:: Task goal ::
Reply with one number only: the count of lines below that contain the word "ylabel".

:: Task material ::

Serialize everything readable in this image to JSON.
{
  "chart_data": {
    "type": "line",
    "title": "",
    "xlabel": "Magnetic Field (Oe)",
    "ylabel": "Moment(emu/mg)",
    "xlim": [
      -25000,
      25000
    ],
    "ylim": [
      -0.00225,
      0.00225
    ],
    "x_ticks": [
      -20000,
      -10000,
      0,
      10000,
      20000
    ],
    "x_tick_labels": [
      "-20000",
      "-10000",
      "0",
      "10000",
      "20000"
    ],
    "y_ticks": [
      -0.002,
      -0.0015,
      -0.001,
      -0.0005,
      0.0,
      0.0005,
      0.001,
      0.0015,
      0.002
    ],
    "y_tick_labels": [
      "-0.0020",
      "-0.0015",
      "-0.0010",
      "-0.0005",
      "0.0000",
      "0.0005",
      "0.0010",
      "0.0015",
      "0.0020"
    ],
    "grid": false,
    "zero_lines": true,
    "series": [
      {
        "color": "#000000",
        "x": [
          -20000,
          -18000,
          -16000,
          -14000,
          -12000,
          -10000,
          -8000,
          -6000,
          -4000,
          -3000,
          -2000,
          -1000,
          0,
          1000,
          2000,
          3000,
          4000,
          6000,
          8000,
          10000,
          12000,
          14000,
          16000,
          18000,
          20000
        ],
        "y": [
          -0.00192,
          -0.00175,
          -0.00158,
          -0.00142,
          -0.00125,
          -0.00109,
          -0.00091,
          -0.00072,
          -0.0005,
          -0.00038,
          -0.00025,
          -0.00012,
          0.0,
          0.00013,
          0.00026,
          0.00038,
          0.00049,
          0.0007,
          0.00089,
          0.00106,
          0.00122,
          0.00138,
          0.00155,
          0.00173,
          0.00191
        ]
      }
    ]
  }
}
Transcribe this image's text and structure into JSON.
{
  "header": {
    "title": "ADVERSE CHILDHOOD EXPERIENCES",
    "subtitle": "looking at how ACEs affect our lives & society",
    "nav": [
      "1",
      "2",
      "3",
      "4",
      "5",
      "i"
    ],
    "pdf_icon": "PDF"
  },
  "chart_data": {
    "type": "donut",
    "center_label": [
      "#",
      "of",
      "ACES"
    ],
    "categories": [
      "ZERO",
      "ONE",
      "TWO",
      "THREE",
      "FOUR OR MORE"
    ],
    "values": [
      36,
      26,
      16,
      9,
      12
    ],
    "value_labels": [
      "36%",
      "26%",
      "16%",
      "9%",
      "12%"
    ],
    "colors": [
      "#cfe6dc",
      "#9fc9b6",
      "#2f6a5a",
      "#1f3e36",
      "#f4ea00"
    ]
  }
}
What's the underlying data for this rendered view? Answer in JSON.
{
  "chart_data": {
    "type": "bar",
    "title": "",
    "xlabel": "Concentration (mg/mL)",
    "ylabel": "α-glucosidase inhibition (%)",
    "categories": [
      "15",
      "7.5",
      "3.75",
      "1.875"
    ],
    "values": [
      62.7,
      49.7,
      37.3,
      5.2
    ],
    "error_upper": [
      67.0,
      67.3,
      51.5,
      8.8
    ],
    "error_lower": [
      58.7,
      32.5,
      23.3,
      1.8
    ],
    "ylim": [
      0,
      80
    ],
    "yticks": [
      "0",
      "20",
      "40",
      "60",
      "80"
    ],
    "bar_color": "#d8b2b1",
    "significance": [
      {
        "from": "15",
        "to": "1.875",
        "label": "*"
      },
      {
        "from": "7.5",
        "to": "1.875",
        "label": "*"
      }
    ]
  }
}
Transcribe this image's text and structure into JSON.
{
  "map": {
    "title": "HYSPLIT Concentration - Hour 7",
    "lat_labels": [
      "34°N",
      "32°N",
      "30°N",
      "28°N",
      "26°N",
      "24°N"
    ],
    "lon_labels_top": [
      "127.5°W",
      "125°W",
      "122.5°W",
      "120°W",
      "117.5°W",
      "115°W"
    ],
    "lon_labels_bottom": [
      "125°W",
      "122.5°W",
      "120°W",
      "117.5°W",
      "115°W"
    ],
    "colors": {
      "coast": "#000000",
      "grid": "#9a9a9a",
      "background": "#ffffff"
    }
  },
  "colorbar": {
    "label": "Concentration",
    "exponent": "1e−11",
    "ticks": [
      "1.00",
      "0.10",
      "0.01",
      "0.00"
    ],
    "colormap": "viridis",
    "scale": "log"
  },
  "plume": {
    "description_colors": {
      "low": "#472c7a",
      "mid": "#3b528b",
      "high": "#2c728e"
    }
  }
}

:: Answer to this problem ::
2